[Data records]
+--

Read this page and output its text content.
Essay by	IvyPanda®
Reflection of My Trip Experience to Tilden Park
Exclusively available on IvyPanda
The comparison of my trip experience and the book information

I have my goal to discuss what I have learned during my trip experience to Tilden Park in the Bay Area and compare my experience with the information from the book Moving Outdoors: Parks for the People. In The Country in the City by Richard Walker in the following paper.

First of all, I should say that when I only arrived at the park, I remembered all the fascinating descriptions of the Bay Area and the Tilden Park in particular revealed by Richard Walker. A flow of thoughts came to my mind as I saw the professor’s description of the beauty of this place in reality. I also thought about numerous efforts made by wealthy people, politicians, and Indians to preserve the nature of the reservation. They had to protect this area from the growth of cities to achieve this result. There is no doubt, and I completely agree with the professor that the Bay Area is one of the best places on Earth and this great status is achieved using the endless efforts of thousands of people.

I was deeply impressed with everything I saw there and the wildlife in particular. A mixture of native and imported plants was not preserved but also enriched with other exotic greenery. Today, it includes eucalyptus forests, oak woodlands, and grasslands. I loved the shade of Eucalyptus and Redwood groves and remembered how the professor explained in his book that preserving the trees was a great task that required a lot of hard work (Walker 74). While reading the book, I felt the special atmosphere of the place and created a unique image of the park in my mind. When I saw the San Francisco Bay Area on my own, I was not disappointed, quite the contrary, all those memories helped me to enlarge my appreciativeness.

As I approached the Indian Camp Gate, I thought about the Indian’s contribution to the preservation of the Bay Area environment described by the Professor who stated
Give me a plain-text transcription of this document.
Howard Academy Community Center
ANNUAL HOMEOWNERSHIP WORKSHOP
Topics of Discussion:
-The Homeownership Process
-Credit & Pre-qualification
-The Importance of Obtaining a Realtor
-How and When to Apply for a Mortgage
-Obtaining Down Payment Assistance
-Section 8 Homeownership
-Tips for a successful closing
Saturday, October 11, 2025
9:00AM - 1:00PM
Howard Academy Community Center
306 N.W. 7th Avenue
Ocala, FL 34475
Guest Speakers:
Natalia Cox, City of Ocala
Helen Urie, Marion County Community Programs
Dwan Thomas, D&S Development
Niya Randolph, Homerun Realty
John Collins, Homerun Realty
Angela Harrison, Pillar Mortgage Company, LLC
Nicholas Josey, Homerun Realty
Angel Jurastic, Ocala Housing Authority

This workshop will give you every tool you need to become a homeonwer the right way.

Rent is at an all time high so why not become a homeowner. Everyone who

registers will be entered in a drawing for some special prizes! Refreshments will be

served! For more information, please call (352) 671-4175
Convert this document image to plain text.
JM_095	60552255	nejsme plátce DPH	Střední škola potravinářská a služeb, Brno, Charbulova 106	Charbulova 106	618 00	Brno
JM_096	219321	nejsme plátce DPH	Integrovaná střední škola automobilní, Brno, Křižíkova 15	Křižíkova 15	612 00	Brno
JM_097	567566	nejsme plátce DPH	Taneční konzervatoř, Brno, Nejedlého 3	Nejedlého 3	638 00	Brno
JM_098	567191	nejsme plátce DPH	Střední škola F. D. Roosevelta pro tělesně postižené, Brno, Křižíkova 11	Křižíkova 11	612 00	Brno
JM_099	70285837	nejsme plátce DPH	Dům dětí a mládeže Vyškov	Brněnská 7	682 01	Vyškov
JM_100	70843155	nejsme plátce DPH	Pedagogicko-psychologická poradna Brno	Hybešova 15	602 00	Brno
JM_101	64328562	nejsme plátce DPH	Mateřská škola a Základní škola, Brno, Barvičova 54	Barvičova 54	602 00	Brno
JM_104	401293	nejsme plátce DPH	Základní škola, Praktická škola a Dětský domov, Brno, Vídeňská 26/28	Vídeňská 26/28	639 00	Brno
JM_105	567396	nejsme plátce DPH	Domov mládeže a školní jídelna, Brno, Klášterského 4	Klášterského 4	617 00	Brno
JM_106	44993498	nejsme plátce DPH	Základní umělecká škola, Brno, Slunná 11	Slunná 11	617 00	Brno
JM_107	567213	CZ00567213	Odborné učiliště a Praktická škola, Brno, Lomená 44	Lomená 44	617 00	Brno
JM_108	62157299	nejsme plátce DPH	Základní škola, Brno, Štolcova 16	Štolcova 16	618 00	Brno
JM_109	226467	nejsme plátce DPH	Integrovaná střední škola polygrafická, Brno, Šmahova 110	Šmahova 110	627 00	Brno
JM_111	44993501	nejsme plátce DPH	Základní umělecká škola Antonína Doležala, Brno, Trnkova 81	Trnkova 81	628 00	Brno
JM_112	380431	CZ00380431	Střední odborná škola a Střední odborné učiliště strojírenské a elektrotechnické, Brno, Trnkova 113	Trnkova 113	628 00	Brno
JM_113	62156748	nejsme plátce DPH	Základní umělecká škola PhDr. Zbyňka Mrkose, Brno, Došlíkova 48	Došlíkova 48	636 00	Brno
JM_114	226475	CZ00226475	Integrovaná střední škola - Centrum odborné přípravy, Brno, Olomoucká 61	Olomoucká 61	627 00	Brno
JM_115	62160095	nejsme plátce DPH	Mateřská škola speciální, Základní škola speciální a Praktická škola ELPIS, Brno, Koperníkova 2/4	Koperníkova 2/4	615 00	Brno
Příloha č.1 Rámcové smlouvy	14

+--

_TASK BRIEF_: Pick out the lines containing the string "učiliště".

_RESPONSE TO THIS EXERCISE_:
JM_107	567213	CZ00567213	Odborné učiliště a Praktická škola, Brno, Lomená 44	Lomená 44	617 00	Brno
JM_112	380431	CZ00380431	Střední odborná škola a Střední odborné učiliště strojírenské a elektrotechnické, Brno, Trnkova 113	Trnkova 113	628 00	Brno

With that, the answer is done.